Dataset listings of figures:
# # # #

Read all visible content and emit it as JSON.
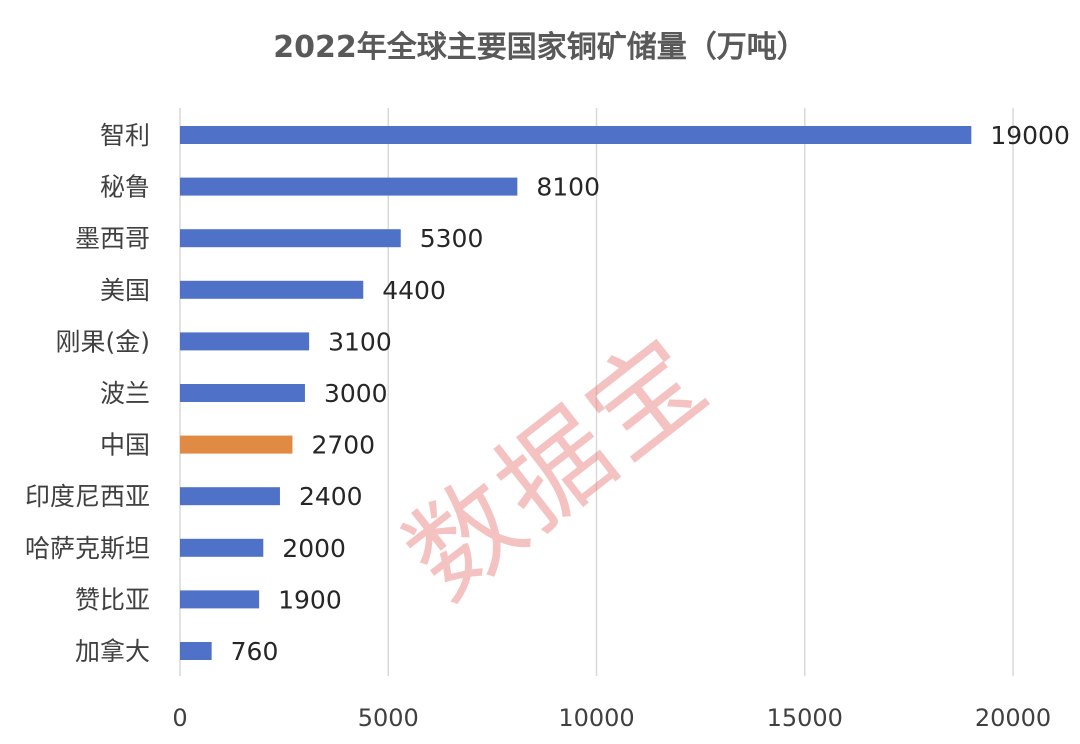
{
  "chart_data": {
    "type": "bar",
    "orientation": "horizontal",
    "title": "2022年全球主要国家铜矿储量（万吨）",
    "categories": [
      "智利",
      "秘鲁",
      "墨西哥",
      "美国",
      "刚果(金)",
      "波兰",
      "中国",
      "印度尼西亚",
      "哈萨克斯坦",
      "赞比亚",
      "加拿大"
    ],
    "values": [
      19000,
      8100,
      5300,
      4400,
      3100,
      3000,
      2700,
      2400,
      2000,
      1900,
      760
    ],
    "value_labels": [
      "19000",
      "8100",
      "5300",
      "4400",
      "3100",
      "3000",
      "2700",
      "2400",
      "2000",
      "1900",
      "760"
    ],
    "xlim": [
      0,
      20000
    ],
    "xticks": [
      0,
      5000,
      10000,
      15000,
      20000
    ],
    "xtick_labels": [
      "0",
      "5000",
      "10000",
      "15000",
      "20000"
    ],
    "grid": "vertical",
    "legend": "none",
    "highlight_category": "中国",
    "colors": {
      "bar": "#4f72c8",
      "highlight": "#e08a43"
    }
  },
  "watermark": "数据宝"
}
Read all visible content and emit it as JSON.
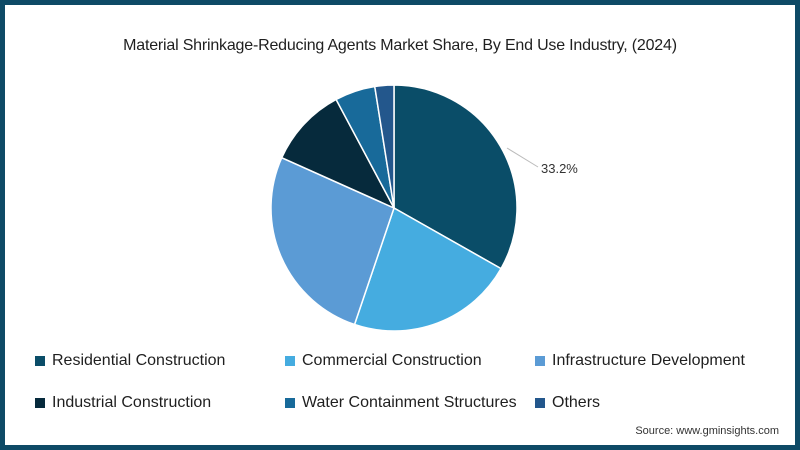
{
  "chart_data": {
    "type": "pie",
    "title": "Material Shrinkage-Reducing Agents Market Share, By End Use Industry, (2024)",
    "categories": [
      "Residential Construction",
      "Commercial Construction",
      "Infrastructure Development",
      "Industrial Construction",
      "Water Containment Structures",
      "Others"
    ],
    "values": [
      33.2,
      22.0,
      26.5,
      10.5,
      5.3,
      2.5
    ],
    "colors": [
      "#0a4d68",
      "#45ace0",
      "#5b9bd5",
      "#062a3c",
      "#186a9a",
      "#23578c"
    ],
    "annotations": [
      {
        "category": "Residential Construction",
        "text": "33.2%"
      }
    ],
    "legend_position": "bottom"
  },
  "title": "Material Shrinkage-Reducing Agents Market Share, By End Use Industry, (2024)",
  "legend": [
    {
      "label": "Residential Construction",
      "color": "#0a4d68"
    },
    {
      "label": "Commercial Construction",
      "color": "#45ace0"
    },
    {
      "label": "Infrastructure Development",
      "color": "#5b9bd5"
    },
    {
      "label": "Industrial Construction",
      "color": "#062a3c"
    },
    {
      "label": "Water Containment Structures",
      "color": "#186a9a"
    },
    {
      "label": "Others",
      "color": "#23578c"
    }
  ],
  "slice_label": "33.2%",
  "source": "Source: www.gminsights.com"
}
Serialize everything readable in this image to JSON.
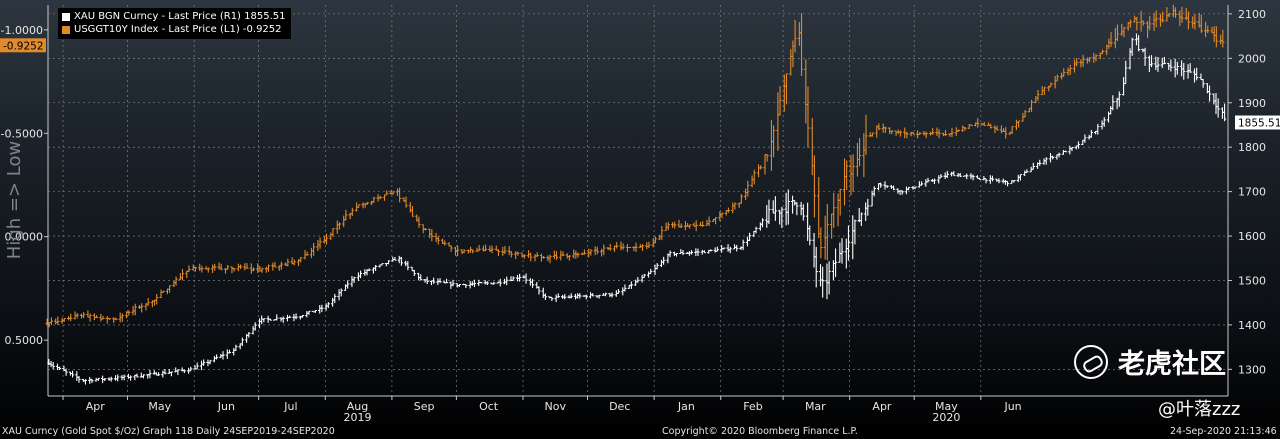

# # # #

#### Exercise:
Go through the material above and count the lines that include "Construction". Give the number alone.

#### Result of the task:
7